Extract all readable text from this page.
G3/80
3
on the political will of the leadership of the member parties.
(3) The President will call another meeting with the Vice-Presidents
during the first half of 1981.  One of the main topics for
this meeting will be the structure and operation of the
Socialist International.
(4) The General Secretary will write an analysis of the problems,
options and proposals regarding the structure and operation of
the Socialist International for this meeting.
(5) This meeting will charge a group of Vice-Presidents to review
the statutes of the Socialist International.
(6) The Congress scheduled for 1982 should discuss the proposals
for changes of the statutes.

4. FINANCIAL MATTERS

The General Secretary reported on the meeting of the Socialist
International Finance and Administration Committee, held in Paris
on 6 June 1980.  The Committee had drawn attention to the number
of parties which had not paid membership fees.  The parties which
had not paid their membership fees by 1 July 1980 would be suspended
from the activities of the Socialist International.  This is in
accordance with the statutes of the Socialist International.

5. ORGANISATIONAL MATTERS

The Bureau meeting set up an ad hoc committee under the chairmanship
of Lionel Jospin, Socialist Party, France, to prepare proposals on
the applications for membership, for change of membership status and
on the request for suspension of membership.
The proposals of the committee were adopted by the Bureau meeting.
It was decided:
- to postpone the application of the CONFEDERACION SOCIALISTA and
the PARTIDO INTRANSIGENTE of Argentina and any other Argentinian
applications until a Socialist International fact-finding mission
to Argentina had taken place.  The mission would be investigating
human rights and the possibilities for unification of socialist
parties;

▶ **SET TASK**
Return every line containing "meeting".

▶ **RESULT OF THIS TASK**
(3) The President will call another meeting with the Vice-Presidents
this meeting will be the structure and operation of the
the Socialist International for this meeting.
(5) This meeting will charge a group of Vice-Presidents to review
The General Secretary reported on the meeting of the Socialist
The Bureau meeting set up an ad hoc committee under the chairmanship
The proposals of the committee were adopted by the Bureau meeting.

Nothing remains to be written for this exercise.